Data entries for graphics:
· · ·

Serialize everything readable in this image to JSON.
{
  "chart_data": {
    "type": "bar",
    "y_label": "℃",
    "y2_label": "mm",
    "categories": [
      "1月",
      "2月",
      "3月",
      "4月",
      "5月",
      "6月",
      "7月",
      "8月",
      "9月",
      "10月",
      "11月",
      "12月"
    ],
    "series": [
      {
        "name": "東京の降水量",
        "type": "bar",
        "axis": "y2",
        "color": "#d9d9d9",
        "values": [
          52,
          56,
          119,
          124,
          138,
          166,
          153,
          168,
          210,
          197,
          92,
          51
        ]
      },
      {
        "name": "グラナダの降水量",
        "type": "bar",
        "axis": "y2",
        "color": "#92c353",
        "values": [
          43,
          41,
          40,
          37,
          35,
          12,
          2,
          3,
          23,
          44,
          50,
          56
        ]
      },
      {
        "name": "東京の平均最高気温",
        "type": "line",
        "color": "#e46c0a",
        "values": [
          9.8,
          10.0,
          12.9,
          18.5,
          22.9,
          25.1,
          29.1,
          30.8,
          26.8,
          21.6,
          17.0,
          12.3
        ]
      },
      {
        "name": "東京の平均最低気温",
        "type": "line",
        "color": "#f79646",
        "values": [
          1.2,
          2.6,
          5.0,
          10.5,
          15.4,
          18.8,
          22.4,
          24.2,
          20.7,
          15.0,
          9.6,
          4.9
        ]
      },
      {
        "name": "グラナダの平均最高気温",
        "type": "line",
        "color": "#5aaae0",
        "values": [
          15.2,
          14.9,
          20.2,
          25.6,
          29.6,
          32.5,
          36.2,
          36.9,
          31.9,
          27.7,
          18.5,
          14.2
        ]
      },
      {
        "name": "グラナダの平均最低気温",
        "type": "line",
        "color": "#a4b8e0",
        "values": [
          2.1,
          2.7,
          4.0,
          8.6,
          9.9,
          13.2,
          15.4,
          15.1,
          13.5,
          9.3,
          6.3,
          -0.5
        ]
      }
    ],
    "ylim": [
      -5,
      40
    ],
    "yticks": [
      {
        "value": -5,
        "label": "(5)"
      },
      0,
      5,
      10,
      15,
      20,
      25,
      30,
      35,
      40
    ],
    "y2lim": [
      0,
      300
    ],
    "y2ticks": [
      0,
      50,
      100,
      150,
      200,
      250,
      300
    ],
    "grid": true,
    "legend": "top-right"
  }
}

· · ·

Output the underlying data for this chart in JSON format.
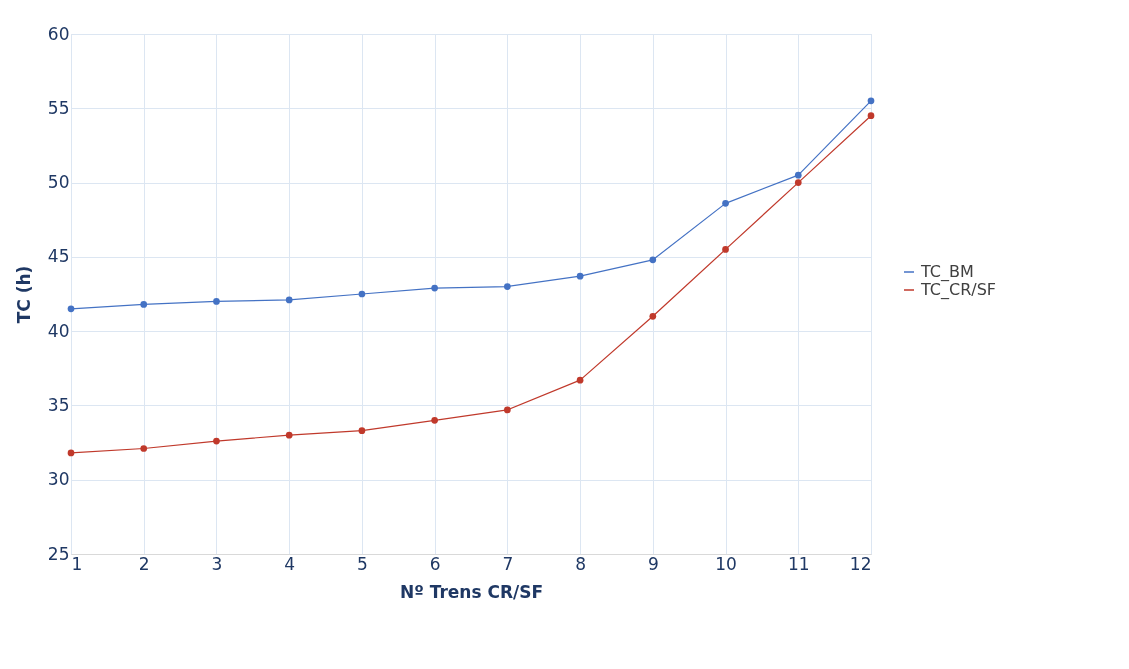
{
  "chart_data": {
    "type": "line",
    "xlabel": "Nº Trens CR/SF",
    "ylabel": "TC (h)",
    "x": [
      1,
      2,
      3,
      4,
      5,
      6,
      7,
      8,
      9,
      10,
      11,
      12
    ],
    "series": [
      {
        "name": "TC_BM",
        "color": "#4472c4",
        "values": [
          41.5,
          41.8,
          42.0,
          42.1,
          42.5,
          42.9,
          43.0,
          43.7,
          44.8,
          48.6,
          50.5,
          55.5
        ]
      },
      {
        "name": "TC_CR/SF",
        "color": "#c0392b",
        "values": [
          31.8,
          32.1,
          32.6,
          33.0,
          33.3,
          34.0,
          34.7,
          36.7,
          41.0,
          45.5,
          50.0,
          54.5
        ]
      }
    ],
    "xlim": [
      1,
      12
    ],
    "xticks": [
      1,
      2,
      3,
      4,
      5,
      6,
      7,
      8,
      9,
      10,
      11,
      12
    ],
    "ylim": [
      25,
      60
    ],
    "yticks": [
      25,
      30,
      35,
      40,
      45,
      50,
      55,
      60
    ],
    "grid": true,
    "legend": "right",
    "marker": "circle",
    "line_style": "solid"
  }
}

· · ·

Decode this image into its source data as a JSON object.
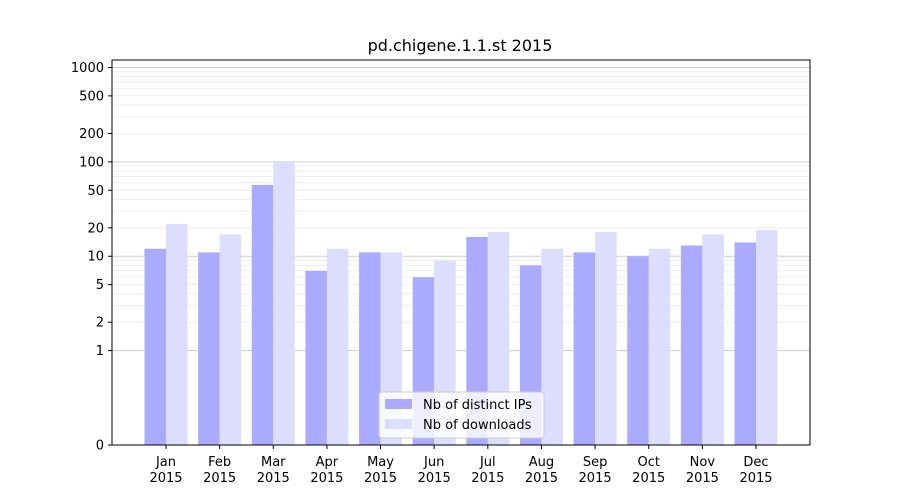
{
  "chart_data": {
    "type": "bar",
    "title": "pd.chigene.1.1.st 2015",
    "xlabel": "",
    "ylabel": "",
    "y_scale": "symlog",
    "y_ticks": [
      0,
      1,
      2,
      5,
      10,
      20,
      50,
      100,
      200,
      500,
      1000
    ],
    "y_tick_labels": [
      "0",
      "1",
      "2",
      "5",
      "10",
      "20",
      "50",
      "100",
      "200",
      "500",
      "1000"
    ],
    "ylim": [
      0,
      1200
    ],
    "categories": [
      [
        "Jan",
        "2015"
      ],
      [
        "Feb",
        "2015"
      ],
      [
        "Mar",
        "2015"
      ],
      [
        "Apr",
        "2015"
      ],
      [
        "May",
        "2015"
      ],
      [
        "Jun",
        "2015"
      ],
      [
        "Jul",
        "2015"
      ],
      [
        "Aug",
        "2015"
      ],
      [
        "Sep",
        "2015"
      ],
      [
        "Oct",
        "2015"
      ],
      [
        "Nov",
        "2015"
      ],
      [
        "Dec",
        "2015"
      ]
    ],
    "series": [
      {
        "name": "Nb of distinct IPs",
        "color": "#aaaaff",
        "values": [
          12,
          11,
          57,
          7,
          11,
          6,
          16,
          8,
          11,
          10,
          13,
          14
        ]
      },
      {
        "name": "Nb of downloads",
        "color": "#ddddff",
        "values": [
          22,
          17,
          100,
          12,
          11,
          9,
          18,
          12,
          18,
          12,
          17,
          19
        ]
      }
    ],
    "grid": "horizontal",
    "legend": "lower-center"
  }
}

· · ·

__SET PROBLEM__.
Pick out each line containing "image" and report it.

__RESPONSE__.
Serialize everything readable in this image to JSON.
Decode this image into its source data as a JSON object.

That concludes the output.